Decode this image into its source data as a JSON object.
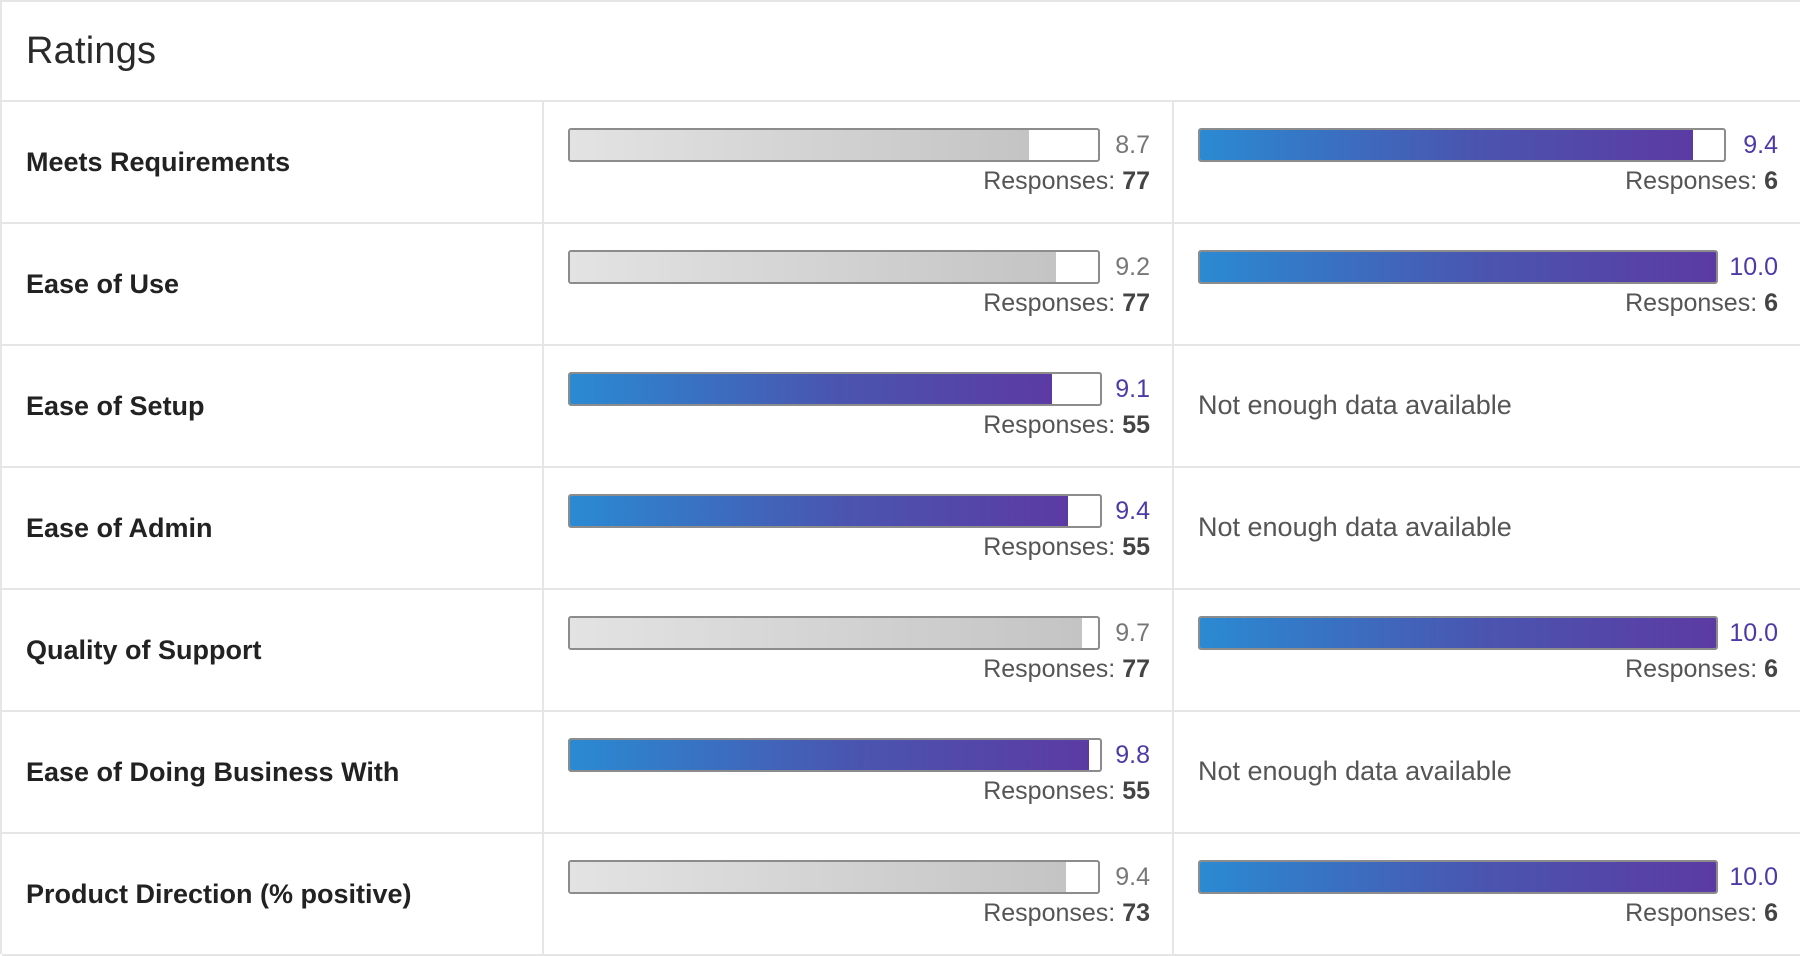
{
  "title": "Ratings",
  "responses_label": "Responses: ",
  "rows": [
    {
      "label": "Meets Requirements",
      "a": {
        "score": "8.7",
        "fraction": 0.87,
        "responses": "77",
        "style": "grey"
      },
      "b": {
        "score": "9.4",
        "fraction": 0.94,
        "responses": "6",
        "style": "blue"
      }
    },
    {
      "label": "Ease of Use",
      "a": {
        "score": "9.2",
        "fraction": 0.92,
        "responses": "77",
        "style": "grey"
      },
      "b": {
        "score": "10.0",
        "fraction": 1.0,
        "responses": "6",
        "style": "blue"
      }
    },
    {
      "label": "Ease of Setup",
      "a": {
        "score": "9.1",
        "fraction": 0.91,
        "responses": "55",
        "style": "blue"
      },
      "b": {
        "nodata": "Not enough data available"
      }
    },
    {
      "label": "Ease of Admin",
      "a": {
        "score": "9.4",
        "fraction": 0.94,
        "responses": "55",
        "style": "blue"
      },
      "b": {
        "nodata": "Not enough data available"
      }
    },
    {
      "label": "Quality of Support",
      "a": {
        "score": "9.7",
        "fraction": 0.97,
        "responses": "77",
        "style": "grey"
      },
      "b": {
        "score": "10.0",
        "fraction": 1.0,
        "responses": "6",
        "style": "blue"
      }
    },
    {
      "label": "Ease of Doing Business With",
      "a": {
        "score": "9.8",
        "fraction": 0.98,
        "responses": "55",
        "style": "blue"
      },
      "b": {
        "nodata": "Not enough data available"
      }
    },
    {
      "label": "Product Direction (% positive)",
      "a": {
        "score": "9.4",
        "fraction": 0.94,
        "responses": "73",
        "style": "grey"
      },
      "b": {
        "score": "10.0",
        "fraction": 1.0,
        "responses": "6",
        "style": "blue"
      }
    }
  ]
}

::::

> [OBJECTIVE]:
Omit every picture, then repeat the remaining data exactly as it appears above.

> [COMPLETE ANSWER]:
Decode this image into its source data as a JSON object.
{
  "title": "Ratings",
  "responses_label": "Responses: ",
  "rows": [
    {
      "label": "Meets Requirements",
      "a": {
        "score": "8.7",
        "fraction": 0.87,
        "responses": "77",
        "style": "grey"
      },
      "b": {
        "score": "9.4",
        "fraction": 0.94,
        "responses": "6",
        "style": "blue"
      }
    },
    {
      "label": "Ease of Use",
      "a": {
        "score": "9.2",
        "fraction": 0.92,
        "responses": "77",
        "style": "grey"
      },
      "b": {
        "score": "10.0",
        "fraction": 1.0,
        "responses": "6",
        "style": "blue"
      }
    },
    {
      "label": "Ease of Setup",
      "a": {
        "score": "9.1",
        "fraction": 0.91,
        "responses": "55",
        "style": "blue"
      },
      "b": {
        "nodata": "Not enough data available"
      }
    },
    {
      "label": "Ease of Admin",
      "a": {
        "score": "9.4",
        "fraction": 0.94,
        "responses": "55",
        "style": "blue"
      },
      "b": {
        "nodata": "Not enough data available"
      }
    },
    {
      "label": "Quality of Support",
      "a": {
        "score": "9.7",
        "fraction": 0.97,
        "responses": "77",
        "style": "grey"
      },
      "b": {
        "score": "10.0",
        "fraction": 1.0,
        "responses": "6",
        "style": "blue"
      }
    },
    {
      "label": "Ease of Doing Business With",
      "a": {
        "score": "9.8",
        "fraction": 0.98,
        "responses": "55",
        "style": "blue"
      },
      "b": {
        "nodata": "Not enough data available"
      }
    },
    {
      "label": "Product Direction (% positive)",
      "a": {
        "score": "9.4",
        "fraction": 0.94,
        "responses": "73",
        "style": "grey"
      },
      "b": {
        "score": "10.0",
        "fraction": 1.0,
        "responses": "6",
        "style": "blue"
      }
    }
  ]
}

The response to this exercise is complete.